GIVEN PROBLEM –
In the listing below, locate the lines bearing the word "министерством". Copy every one of them.

====

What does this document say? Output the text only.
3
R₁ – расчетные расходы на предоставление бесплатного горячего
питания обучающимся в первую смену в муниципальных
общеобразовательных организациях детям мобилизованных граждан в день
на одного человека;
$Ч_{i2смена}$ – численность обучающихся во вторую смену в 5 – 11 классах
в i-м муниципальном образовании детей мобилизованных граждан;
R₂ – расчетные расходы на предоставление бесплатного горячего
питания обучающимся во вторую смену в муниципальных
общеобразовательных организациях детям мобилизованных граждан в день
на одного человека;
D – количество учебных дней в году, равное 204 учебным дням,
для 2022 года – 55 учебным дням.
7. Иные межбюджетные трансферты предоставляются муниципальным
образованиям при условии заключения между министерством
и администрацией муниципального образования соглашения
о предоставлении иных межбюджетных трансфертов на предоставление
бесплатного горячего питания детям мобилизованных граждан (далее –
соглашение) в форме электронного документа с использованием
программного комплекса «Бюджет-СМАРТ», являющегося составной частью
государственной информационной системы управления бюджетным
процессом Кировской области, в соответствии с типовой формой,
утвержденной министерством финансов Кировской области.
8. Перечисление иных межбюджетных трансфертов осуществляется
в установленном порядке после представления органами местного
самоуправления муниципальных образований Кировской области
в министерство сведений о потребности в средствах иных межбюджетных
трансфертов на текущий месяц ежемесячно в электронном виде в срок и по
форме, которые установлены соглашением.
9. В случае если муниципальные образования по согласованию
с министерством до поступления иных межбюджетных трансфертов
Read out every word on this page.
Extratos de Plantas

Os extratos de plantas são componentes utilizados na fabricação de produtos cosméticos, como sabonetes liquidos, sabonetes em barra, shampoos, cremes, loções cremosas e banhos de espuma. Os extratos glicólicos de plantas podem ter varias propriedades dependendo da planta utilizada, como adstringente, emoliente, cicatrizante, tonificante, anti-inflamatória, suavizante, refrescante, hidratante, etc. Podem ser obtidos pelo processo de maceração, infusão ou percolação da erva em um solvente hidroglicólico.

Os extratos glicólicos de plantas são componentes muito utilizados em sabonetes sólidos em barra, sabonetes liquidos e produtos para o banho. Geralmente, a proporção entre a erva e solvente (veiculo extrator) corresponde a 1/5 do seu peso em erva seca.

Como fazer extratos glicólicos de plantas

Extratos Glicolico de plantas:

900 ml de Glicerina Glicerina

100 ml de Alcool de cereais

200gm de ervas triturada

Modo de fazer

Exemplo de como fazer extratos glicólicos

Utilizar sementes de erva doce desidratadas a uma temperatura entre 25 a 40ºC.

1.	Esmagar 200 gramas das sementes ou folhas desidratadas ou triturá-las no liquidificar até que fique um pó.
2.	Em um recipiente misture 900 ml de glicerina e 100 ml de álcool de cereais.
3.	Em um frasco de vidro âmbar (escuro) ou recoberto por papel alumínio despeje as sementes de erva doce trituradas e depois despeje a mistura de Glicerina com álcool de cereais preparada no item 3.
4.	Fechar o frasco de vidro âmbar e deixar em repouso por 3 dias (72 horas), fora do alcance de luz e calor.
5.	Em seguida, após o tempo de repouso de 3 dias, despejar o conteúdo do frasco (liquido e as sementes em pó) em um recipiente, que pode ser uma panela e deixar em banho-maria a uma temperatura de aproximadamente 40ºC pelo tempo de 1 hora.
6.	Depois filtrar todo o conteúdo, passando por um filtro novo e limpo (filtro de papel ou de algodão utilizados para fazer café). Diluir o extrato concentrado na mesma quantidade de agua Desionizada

====

FULL RESPONSE –
образованиям при условии заключения между министерством
утвержденной министерством финансов Кировской области.
с министерством до поступления иных межбюджетных трансфертов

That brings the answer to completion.